WRITTEN EXERCISE =>
With the pictures left out, return exactly the lines from the one containing "Read all visible content and emit it as JSON." through the end of the listing below.

Dataset records
Start

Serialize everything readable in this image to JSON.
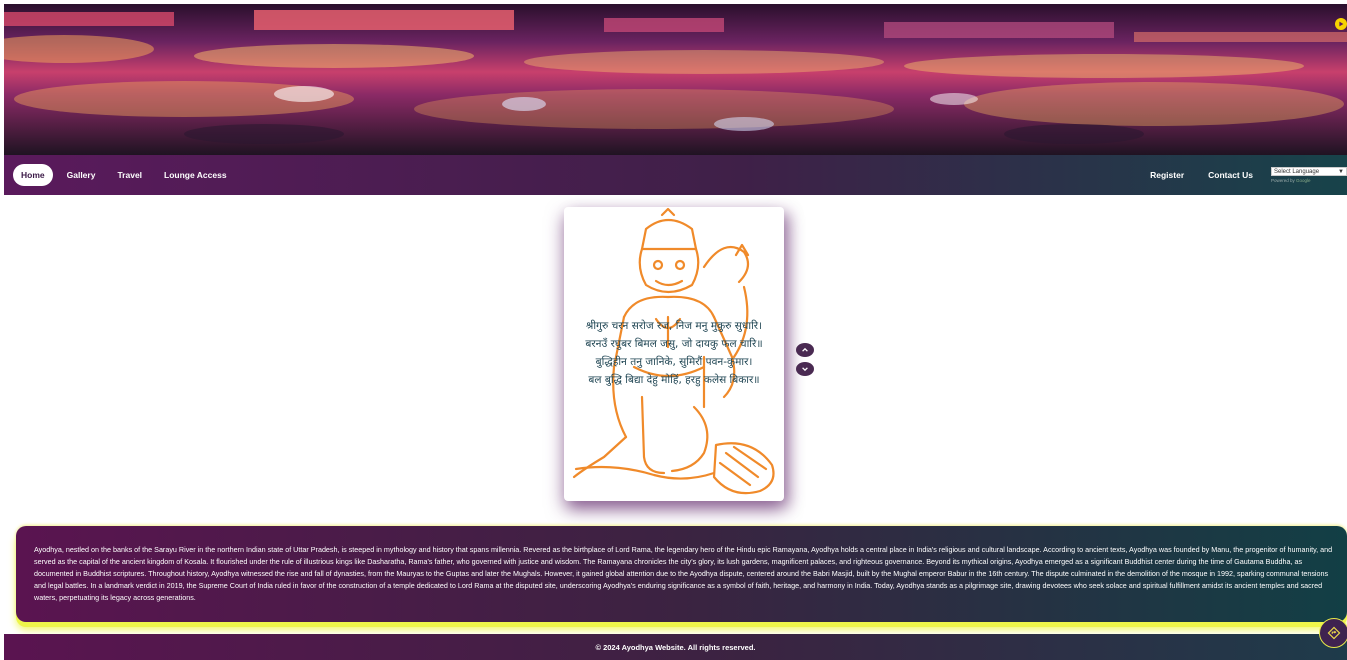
{
  "header": {
    "banner_alt": "Ayodhya deepotsav banner",
    "play_icon": "play-icon"
  },
  "nav": {
    "left": [
      {
        "label": "Home",
        "active": true
      },
      {
        "label": "Gallery",
        "active": false
      },
      {
        "label": "Travel",
        "active": false
      },
      {
        "label": "Lounge Access",
        "active": false
      }
    ],
    "right": [
      {
        "label": "Register"
      },
      {
        "label": "Contact Us"
      }
    ],
    "language_select": {
      "selected": "Select Language",
      "powered_by": "Powered by",
      "powered_brand": "Google"
    }
  },
  "card": {
    "verse": [
      "श्रीगुरु चरन सरोज रज, निज मनु मुकुरु सुधारि।",
      "बरनउँ रघुबर बिमल जसु, जो दायकु फल चारि॥",
      "बुद्धिहीन तनु जानिके, सुमिरौं पवन-कुमार।",
      "बल बुद्धि बिद्या देहु मोहिं, हरहु कलेस बिकार॥"
    ],
    "prev_icon": "chevron-up-icon",
    "next_icon": "chevron-down-icon"
  },
  "info": {
    "text": "Ayodhya, nestled on the banks of the Sarayu River in the northern Indian state of Uttar Pradesh, is steeped in mythology and history that spans millennia. Revered as the birthplace of Lord Rama, the legendary hero of the Hindu epic Ramayana, Ayodhya holds a central place in India's religious and cultural landscape. According to ancient texts, Ayodhya was founded by Manu, the progenitor of humanity, and served as the capital of the ancient kingdom of Kosala. It flourished under the rule of illustrious kings like Dasharatha, Rama's father, who governed with justice and wisdom. The Ramayana chronicles the city's glory, its lush gardens, magnificent palaces, and righteous governance. Beyond its mythical origins, Ayodhya emerged as a significant Buddhist center during the time of Gautama Buddha, as documented in Buddhist scriptures. Throughout history, Ayodhya witnessed the rise and fall of dynasties, from the Mauryas to the Guptas and later the Mughals. However, it gained global attention due to the Ayodhya dispute, centered around the Babri Masjid, built by the Mughal emperor Babur in the 16th century. The dispute culminated in the demolition of the mosque in 1992, sparking communal tensions and legal battles. In a landmark verdict in 2019, the Supreme Court of India ruled in favor of the construction of a temple dedicated to Lord Rama at the disputed site, underscoring Ayodhya's enduring significance as a symbol of faith, heritage, and harmony in India. Today, Ayodhya stands as a pilgrimage site, drawing devotees who seek solace and spiritual fulfillment amidst its ancient temples and sacred waters, perpetuating its legacy across generations."
  },
  "footer": {
    "copyright": "© 2024 Ayodhya Website. All rights reserved."
  },
  "colors": {
    "nav_start": "#5a1a5c",
    "nav_end": "#17434a",
    "figure_orange": "#f08a2a",
    "verse_text": "#1f4553",
    "glow_yellow": "#eef54a"
  }
}
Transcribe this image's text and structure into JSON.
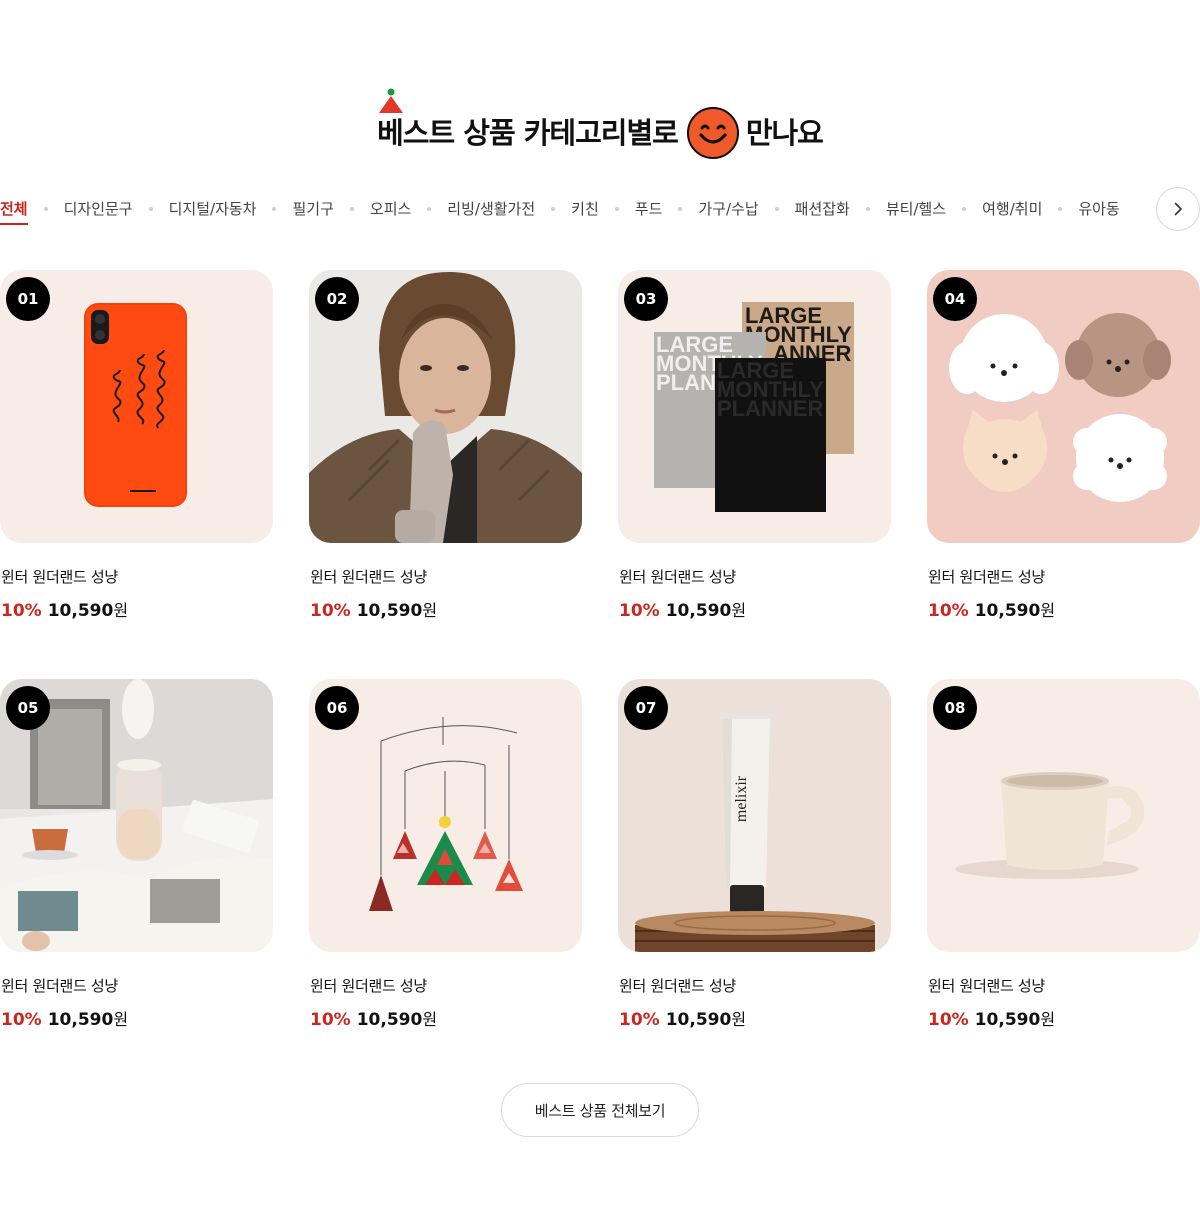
{
  "section": {
    "title_part1": "베스트 상품 카테고리별로",
    "title_part2": "만나요"
  },
  "tabs": [
    {
      "label": "전체",
      "active": true
    },
    {
      "label": "디자인문구"
    },
    {
      "label": "디지털/자동차"
    },
    {
      "label": "필기구"
    },
    {
      "label": "오피스"
    },
    {
      "label": "리빙/생활가전"
    },
    {
      "label": "키친"
    },
    {
      "label": "푸드"
    },
    {
      "label": "가구/수납"
    },
    {
      "label": "패션잡화"
    },
    {
      "label": "뷰티/헬스"
    },
    {
      "label": "여행/취미"
    },
    {
      "label": "유아동"
    }
  ],
  "colors": {
    "accent": "#c8281f",
    "card_bg": "#f7ece6"
  },
  "products": [
    {
      "rank": "01",
      "name": "윈터 원더랜드 성냥",
      "discount": "10%",
      "price": "10,590",
      "currency": "원",
      "image": "orange-phone-case"
    },
    {
      "rank": "02",
      "name": "윈터 원더랜드 성냥",
      "discount": "10%",
      "price": "10,590",
      "currency": "원",
      "image": "model-knit-gloves"
    },
    {
      "rank": "03",
      "name": "윈터 원더랜드 성냥",
      "discount": "10%",
      "price": "10,590",
      "currency": "원",
      "image": "monthly-planners",
      "image_text": [
        "LARGE",
        "MONTHLY",
        "PLANNER"
      ]
    },
    {
      "rank": "04",
      "name": "윈터 원더랜드 성냥",
      "discount": "10%",
      "price": "10,590",
      "currency": "원",
      "image": "puppy-memo-pads"
    },
    {
      "rank": "05",
      "name": "윈터 원더랜드 성냥",
      "discount": "10%",
      "price": "10,590",
      "currency": "원",
      "image": "humidifier-tea"
    },
    {
      "rank": "06",
      "name": "윈터 원더랜드 성냥",
      "discount": "10%",
      "price": "10,590",
      "currency": "원",
      "image": "christmas-tree-mobile"
    },
    {
      "rank": "07",
      "name": "윈터 원더랜드 성냥",
      "discount": "10%",
      "price": "10,590",
      "currency": "원",
      "image": "melixir-tube",
      "image_text": [
        "melixir"
      ]
    },
    {
      "rank": "08",
      "name": "윈터 원더랜드 성냥",
      "discount": "10%",
      "price": "10,590",
      "currency": "원",
      "image": "ceramic-mug"
    }
  ],
  "more_button": {
    "label": "베스트 상품 전체보기"
  }
}
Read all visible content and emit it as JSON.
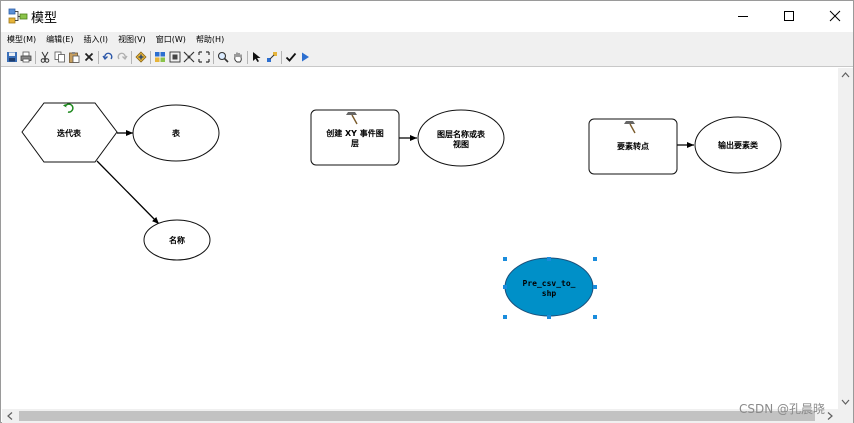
{
  "window": {
    "title": "模型",
    "icon": "model-icon"
  },
  "menu": [
    {
      "label": "模型(M)"
    },
    {
      "label": "编辑(E)"
    },
    {
      "label": "插入(I)"
    },
    {
      "label": "视图(V)"
    },
    {
      "label": "窗口(W)"
    },
    {
      "label": "帮助(H)"
    }
  ],
  "toolbar": {
    "icons": [
      "save-icon",
      "print-icon",
      "cut-icon",
      "copy-icon",
      "paste-icon",
      "delete-icon",
      "undo-icon",
      "redo-icon",
      "add-data-icon",
      "auto-layout-icon",
      "full-extent-icon",
      "select-all-icon",
      "fixed-zoom-icon",
      "zoom-icon",
      "pan-icon",
      "select-icon",
      "connect-icon",
      "validate-icon",
      "run-icon"
    ]
  },
  "diagram": {
    "iterator": {
      "label": "迭代表",
      "color": "#ffffff"
    },
    "table_output": {
      "label": "表"
    },
    "name_output": {
      "label": "名称"
    },
    "create_xy_tool": {
      "label_line1": "创建 XY 事件图",
      "label_line2": "层"
    },
    "layer_view_output": {
      "label_line1": "图层名称或表",
      "label_line2": "视图"
    },
    "feature_to_point_tool": {
      "label": "要素转点"
    },
    "output_features": {
      "label": "输出要素类"
    },
    "selected_model": {
      "label_line1": "Pre_csv_to_",
      "label_line2": "shp",
      "fill": "#0090c8"
    }
  },
  "watermark": "CSDN @孔晨晓"
}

End

WORKED ANSWER =>
Read all visible content and emit it as JSON.
{
  "window": {
    "title": "模型",
    "icon": "model-icon"
  },
  "menu": [
    {
      "label": "模型(M)"
    },
    {
      "label": "编辑(E)"
    },
    {
      "label": "插入(I)"
    },
    {
      "label": "视图(V)"
    },
    {
      "label": "窗口(W)"
    },
    {
      "label": "帮助(H)"
    }
  ],
  "toolbar": {
    "icons": [
      "save-icon",
      "print-icon",
      "cut-icon",
      "copy-icon",
      "paste-icon",
      "delete-icon",
      "undo-icon",
      "redo-icon",
      "add-data-icon",
      "auto-layout-icon",
      "full-extent-icon",
      "select-all-icon",
      "fixed-zoom-icon",
      "zoom-icon",
      "pan-icon",
      "select-icon",
      "connect-icon",
      "validate-icon",
      "run-icon"
    ]
  },
  "diagram": {
    "iterator": {
      "label": "迭代表",
      "color": "#ffffff"
    },
    "table_output": {
      "label": "表"
    },
    "name_output": {
      "label": "名称"
    },
    "create_xy_tool": {
      "label_line1": "创建 XY 事件图",
      "label_line2": "层"
    },
    "layer_view_output": {
      "label_line1": "图层名称或表",
      "label_line2": "视图"
    },
    "feature_to_point_tool": {
      "label": "要素转点"
    },
    "output_features": {
      "label": "输出要素类"
    },
    "selected_model": {
      "label_line1": "Pre_csv_to_",
      "label_line2": "shp",
      "fill": "#0090c8"
    }
  },
  "watermark": "CSDN @孔晨晓"
}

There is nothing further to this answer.